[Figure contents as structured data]

----

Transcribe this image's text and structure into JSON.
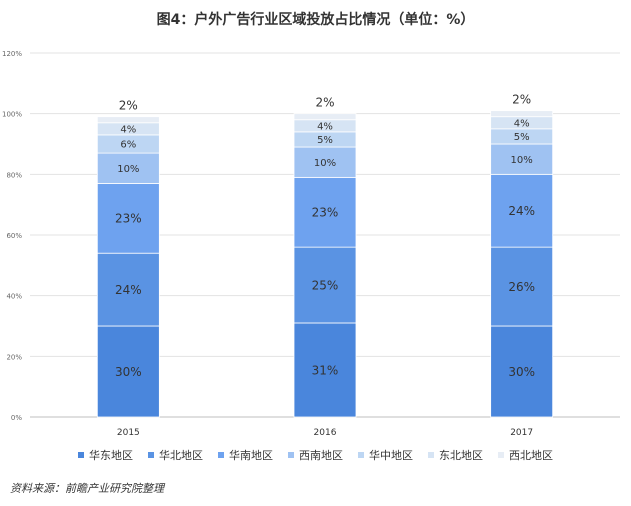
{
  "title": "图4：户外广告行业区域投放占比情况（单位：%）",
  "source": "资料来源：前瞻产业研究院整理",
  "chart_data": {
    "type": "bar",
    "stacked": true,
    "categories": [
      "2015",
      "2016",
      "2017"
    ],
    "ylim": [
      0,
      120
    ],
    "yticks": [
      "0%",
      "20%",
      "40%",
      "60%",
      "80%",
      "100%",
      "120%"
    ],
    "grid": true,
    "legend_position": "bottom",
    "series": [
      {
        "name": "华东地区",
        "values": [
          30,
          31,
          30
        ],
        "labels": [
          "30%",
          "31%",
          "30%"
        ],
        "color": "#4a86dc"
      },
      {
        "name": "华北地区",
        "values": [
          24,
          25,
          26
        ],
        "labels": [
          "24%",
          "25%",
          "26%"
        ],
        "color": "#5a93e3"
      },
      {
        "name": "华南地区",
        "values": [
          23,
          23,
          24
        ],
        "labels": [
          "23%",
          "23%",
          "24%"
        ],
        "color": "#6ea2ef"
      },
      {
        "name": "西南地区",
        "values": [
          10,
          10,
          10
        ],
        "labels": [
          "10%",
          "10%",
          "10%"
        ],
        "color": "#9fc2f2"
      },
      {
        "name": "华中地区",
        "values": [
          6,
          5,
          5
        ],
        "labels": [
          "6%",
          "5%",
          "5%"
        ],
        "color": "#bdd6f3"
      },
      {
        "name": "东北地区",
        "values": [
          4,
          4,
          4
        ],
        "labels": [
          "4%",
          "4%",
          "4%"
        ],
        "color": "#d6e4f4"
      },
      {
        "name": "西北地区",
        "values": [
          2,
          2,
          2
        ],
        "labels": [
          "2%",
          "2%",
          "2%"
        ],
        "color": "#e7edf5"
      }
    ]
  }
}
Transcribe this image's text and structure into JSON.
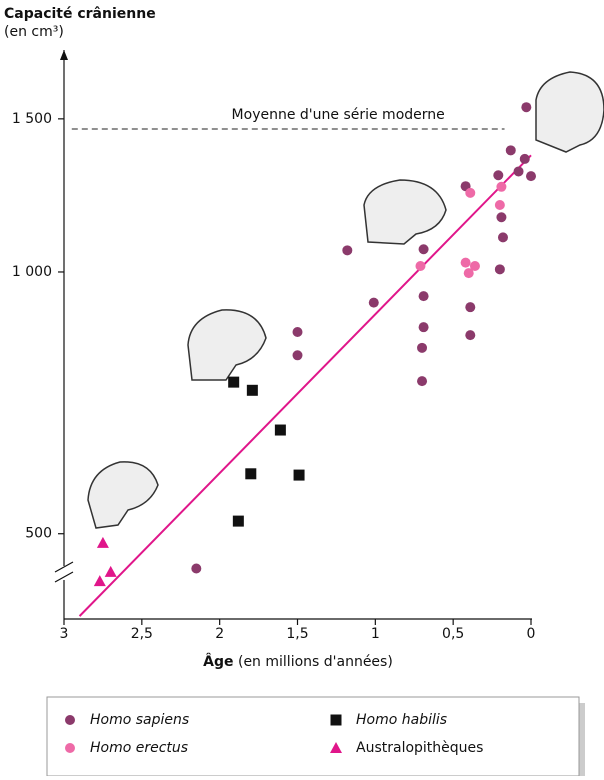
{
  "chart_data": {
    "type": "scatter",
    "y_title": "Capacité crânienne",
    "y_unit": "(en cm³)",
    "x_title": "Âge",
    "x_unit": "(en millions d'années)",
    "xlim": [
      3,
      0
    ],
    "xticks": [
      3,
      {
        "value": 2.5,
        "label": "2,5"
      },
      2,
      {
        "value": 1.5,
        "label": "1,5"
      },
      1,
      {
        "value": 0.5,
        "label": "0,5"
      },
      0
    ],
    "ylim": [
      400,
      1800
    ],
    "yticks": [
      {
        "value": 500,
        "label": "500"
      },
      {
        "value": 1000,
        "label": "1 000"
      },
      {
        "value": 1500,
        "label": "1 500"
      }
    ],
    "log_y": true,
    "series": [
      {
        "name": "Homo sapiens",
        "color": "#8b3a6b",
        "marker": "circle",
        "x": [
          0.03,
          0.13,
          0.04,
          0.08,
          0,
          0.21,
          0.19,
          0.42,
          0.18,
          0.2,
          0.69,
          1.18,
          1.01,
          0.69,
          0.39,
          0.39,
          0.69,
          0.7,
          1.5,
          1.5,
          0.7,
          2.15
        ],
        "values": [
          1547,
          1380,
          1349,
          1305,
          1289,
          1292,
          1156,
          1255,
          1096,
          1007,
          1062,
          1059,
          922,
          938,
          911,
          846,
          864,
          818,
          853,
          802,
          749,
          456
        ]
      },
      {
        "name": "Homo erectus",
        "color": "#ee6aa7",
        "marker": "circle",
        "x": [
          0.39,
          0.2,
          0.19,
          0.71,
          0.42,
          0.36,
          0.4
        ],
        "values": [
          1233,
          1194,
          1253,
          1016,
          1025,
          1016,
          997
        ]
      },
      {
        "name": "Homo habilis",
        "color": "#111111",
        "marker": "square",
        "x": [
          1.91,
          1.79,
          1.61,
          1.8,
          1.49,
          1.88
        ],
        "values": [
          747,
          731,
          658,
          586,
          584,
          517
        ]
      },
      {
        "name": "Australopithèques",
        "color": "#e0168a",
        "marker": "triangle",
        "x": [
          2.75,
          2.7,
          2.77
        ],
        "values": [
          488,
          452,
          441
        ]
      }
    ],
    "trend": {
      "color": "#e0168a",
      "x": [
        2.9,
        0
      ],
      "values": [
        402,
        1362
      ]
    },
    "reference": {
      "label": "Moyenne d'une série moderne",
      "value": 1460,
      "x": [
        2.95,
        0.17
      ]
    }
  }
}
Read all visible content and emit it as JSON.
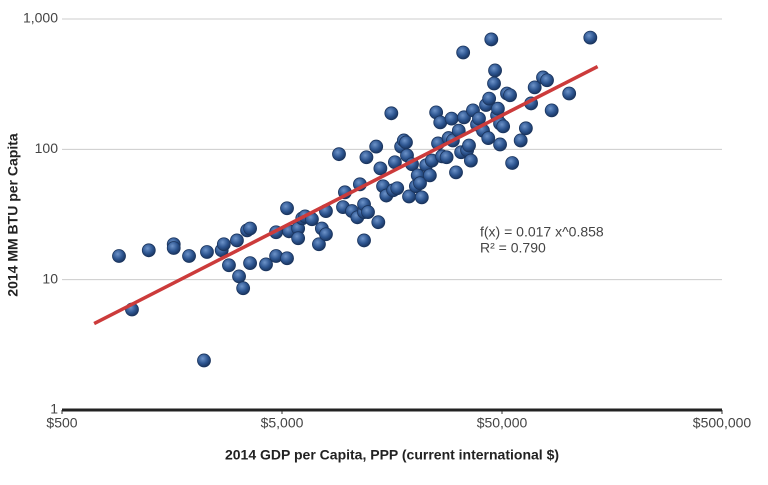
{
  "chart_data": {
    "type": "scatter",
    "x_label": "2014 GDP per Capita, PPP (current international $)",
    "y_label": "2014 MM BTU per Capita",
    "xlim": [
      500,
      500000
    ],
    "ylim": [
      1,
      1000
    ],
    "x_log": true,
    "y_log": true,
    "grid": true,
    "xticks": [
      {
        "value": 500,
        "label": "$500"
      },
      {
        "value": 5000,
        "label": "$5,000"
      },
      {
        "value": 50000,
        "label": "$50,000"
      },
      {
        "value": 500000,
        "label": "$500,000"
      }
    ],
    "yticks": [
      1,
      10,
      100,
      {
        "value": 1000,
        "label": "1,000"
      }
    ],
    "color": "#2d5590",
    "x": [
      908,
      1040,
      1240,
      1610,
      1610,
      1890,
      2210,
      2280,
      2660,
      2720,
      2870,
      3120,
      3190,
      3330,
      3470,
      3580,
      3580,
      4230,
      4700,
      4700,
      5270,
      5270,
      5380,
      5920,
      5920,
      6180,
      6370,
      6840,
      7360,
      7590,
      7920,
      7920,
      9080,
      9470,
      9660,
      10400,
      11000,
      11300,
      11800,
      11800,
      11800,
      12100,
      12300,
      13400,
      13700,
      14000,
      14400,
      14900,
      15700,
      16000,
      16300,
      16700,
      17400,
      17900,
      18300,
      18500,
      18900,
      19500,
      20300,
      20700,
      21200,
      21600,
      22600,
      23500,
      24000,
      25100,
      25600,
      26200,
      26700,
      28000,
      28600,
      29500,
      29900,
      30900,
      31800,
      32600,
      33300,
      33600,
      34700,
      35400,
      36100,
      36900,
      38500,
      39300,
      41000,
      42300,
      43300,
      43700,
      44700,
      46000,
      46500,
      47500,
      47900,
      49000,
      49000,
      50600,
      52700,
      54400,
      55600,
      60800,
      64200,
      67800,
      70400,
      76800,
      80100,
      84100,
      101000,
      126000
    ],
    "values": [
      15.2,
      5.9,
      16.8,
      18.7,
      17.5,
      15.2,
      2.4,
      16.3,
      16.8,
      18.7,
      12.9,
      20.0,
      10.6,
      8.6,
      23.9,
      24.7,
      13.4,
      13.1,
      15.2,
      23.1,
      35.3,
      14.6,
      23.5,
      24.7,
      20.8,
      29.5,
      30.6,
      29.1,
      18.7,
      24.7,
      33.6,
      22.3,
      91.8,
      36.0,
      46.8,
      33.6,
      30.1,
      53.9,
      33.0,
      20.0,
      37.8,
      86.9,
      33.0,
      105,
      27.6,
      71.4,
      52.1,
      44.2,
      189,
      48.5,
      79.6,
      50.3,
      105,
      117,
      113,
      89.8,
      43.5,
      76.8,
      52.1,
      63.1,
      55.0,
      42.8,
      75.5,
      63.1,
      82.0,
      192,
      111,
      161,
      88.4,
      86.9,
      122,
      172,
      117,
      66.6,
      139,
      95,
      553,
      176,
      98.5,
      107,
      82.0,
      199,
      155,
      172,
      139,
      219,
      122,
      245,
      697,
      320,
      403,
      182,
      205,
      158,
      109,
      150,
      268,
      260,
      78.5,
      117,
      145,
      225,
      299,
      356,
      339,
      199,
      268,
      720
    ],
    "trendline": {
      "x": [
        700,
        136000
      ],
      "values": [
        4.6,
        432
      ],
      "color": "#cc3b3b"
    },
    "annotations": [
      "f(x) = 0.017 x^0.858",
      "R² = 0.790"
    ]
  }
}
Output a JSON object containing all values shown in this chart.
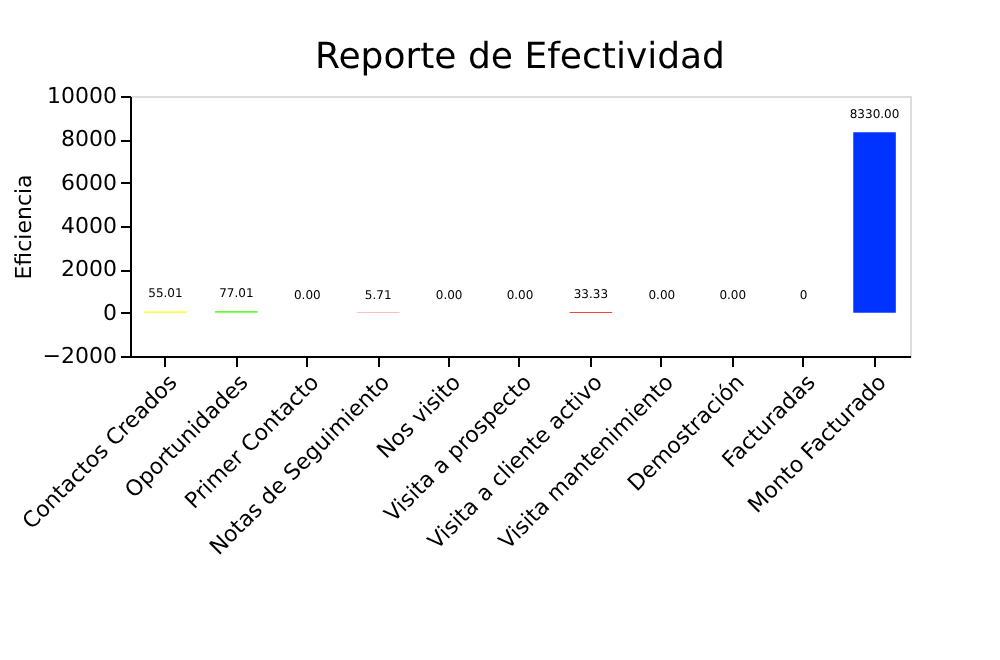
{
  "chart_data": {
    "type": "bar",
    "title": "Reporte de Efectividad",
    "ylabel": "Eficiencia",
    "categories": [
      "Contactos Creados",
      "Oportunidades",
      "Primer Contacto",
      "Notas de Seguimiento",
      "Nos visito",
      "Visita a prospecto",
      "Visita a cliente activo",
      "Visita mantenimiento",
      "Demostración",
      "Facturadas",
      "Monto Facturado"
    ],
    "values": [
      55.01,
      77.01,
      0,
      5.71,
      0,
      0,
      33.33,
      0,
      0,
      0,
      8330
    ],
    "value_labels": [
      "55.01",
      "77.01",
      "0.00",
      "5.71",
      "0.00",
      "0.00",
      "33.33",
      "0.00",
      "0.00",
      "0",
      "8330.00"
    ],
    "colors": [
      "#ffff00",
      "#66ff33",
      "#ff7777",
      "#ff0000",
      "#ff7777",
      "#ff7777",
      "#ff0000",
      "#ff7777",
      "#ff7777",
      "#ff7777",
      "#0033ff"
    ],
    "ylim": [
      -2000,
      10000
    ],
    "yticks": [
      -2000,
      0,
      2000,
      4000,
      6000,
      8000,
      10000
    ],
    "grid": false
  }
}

----

◆ Do this ◆
Above are the entries; count how many of their lines contain the word "Capita" and give only that number.

◆ Task response ◆
2